## [STATED GOAL]
Output all entries verbatim. Skip pictures.

## [EXERCISE DATA]
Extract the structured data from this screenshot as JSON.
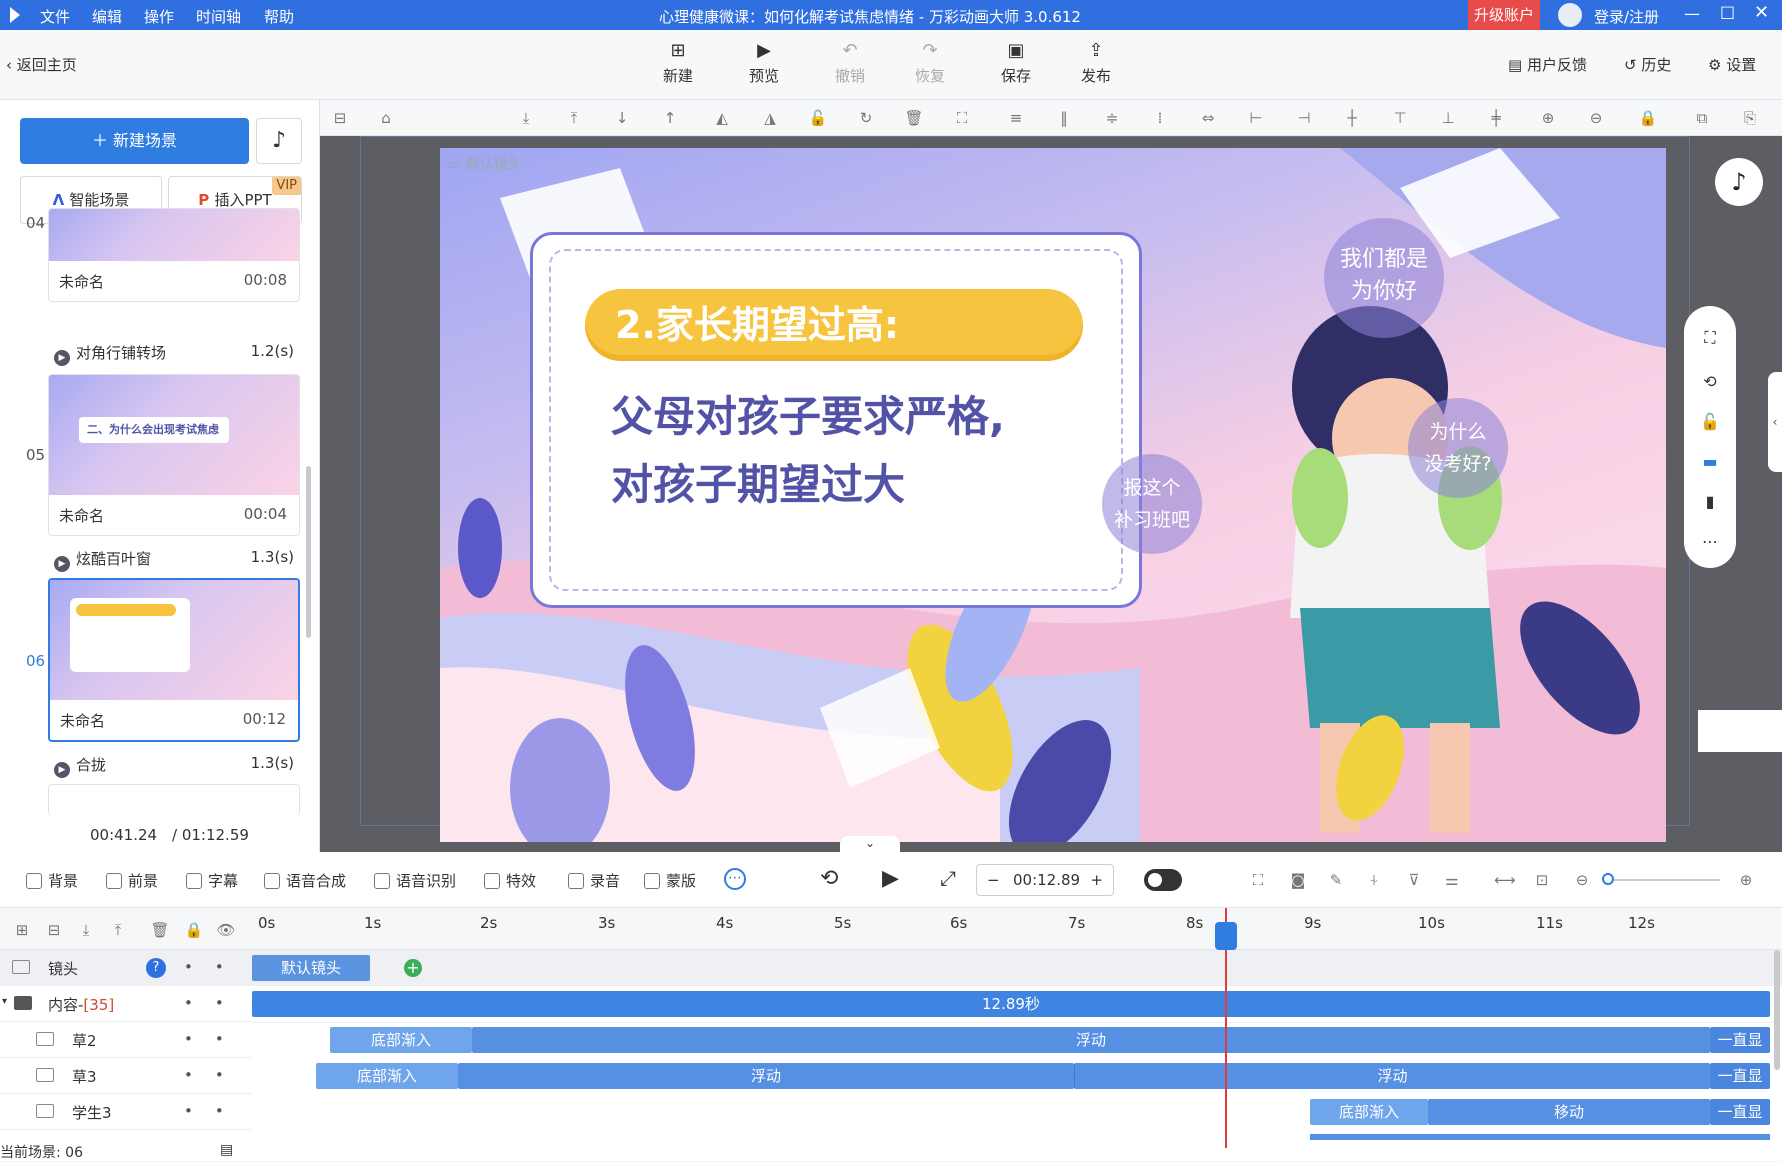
{
  "titlebar": {
    "menu": [
      "文件",
      "编辑",
      "操作",
      "时间轴",
      "帮助"
    ],
    "title": "心理健康微课：如何化解考试焦虑情绪 - 万彩动画大师 3.0.612",
    "upgrade": "升级账户",
    "login": "登录/注册"
  },
  "toolbar": {
    "back": "返回主页",
    "new": "新建",
    "preview": "预览",
    "undo": "撤销",
    "redo": "恢复",
    "save": "保存",
    "publish": "发布",
    "feedback": "用户反馈",
    "history": "历史",
    "settings": "设置"
  },
  "left": {
    "new_scene": "新建场景",
    "smart_scene": "智能场景",
    "insert_ppt": "插入PPT",
    "vip": "VIP",
    "scenes": [
      {
        "num": "04",
        "name": "未命名",
        "time": "00:08",
        "transition": "对角行铺转场",
        "trans_time": "1.2(s)"
      },
      {
        "num": "05",
        "name": "未命名",
        "time": "00:04",
        "transition": "炫酷百叶窗",
        "trans_time": "1.3(s)",
        "thumb_title": "二、为什么会出现考试焦虑"
      },
      {
        "num": "06",
        "name": "未命名",
        "time": "00:12",
        "transition": "合拢",
        "trans_time": "1.3(s)"
      }
    ],
    "current_time": "00:41.24",
    "total_time": "/ 01:12.59"
  },
  "stage": {
    "camera_label": "默认镜头",
    "heading": "2.家长期望过高:",
    "line1": "父母对孩子要求严格,",
    "line2": "对孩子期望过大",
    "bubble1a": "我们都是",
    "bubble1b": "为你好",
    "bubble2a": "为什么",
    "bubble2b": "没考好?",
    "bubble3a": "报这个",
    "bubble3b": "补习班吧"
  },
  "tools": {
    "background": "背景",
    "foreground": "前景",
    "subtitle": "字幕",
    "tts": "语音合成",
    "asr": "语音识别",
    "effects": "特效",
    "record": "录音",
    "mask": "蒙版",
    "time": "00:12.89",
    "minus": "−",
    "plus": "+"
  },
  "timeline": {
    "ticks": [
      "0s",
      "1s",
      "2s",
      "3s",
      "4s",
      "5s",
      "6s",
      "7s",
      "8s",
      "9s",
      "10s",
      "11s",
      "12s"
    ],
    "tracks": [
      {
        "label": "镜头"
      },
      {
        "label": "内容-",
        "count": "[35]"
      },
      {
        "label": "草2"
      },
      {
        "label": "草3"
      },
      {
        "label": "学生3"
      }
    ],
    "camera_bar": "默认镜头",
    "content_bar": "12.89秒",
    "enter_bottom": "底部渐入",
    "float": "浮动",
    "always": "一直显",
    "move": "移动",
    "current_scene": "当前场景: 06"
  }
}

## [COMPLETED TASK]
Extract the structured data from this screenshot as JSON.
{
  "titlebar": {
    "menu": [
      "文件",
      "编辑",
      "操作",
      "时间轴",
      "帮助"
    ],
    "title": "心理健康微课：如何化解考试焦虑情绪 - 万彩动画大师 3.0.612",
    "upgrade": "升级账户",
    "login": "登录/注册"
  },
  "toolbar": {
    "back": "返回主页",
    "new": "新建",
    "preview": "预览",
    "undo": "撤销",
    "redo": "恢复",
    "save": "保存",
    "publish": "发布",
    "feedback": "用户反馈",
    "history": "历史",
    "settings": "设置"
  },
  "left": {
    "new_scene": "新建场景",
    "smart_scene": "智能场景",
    "insert_ppt": "插入PPT",
    "vip": "VIP",
    "scenes": [
      {
        "num": "04",
        "name": "未命名",
        "time": "00:08",
        "transition": "对角行铺转场",
        "trans_time": "1.2(s)"
      },
      {
        "num": "05",
        "name": "未命名",
        "time": "00:04",
        "transition": "炫酷百叶窗",
        "trans_time": "1.3(s)",
        "thumb_title": "二、为什么会出现考试焦虑"
      },
      {
        "num": "06",
        "name": "未命名",
        "time": "00:12",
        "transition": "合拢",
        "trans_time": "1.3(s)"
      }
    ],
    "current_time": "00:41.24",
    "total_time": "/ 01:12.59"
  },
  "stage": {
    "camera_label": "默认镜头",
    "heading": "2.家长期望过高:",
    "line1": "父母对孩子要求严格,",
    "line2": "对孩子期望过大",
    "bubble1a": "我们都是",
    "bubble1b": "为你好",
    "bubble2a": "为什么",
    "bubble2b": "没考好?",
    "bubble3a": "报这个",
    "bubble3b": "补习班吧"
  },
  "tools": {
    "background": "背景",
    "foreground": "前景",
    "subtitle": "字幕",
    "tts": "语音合成",
    "asr": "语音识别",
    "effects": "特效",
    "record": "录音",
    "mask": "蒙版",
    "time": "00:12.89",
    "minus": "−",
    "plus": "+"
  },
  "timeline": {
    "ticks": [
      "0s",
      "1s",
      "2s",
      "3s",
      "4s",
      "5s",
      "6s",
      "7s",
      "8s",
      "9s",
      "10s",
      "11s",
      "12s"
    ],
    "tracks": [
      {
        "label": "镜头"
      },
      {
        "label": "内容-",
        "count": "[35]"
      },
      {
        "label": "草2"
      },
      {
        "label": "草3"
      },
      {
        "label": "学生3"
      }
    ],
    "camera_bar": "默认镜头",
    "content_bar": "12.89秒",
    "enter_bottom": "底部渐入",
    "float": "浮动",
    "always": "一直显",
    "move": "移动",
    "current_scene": "当前场景: 06"
  }
}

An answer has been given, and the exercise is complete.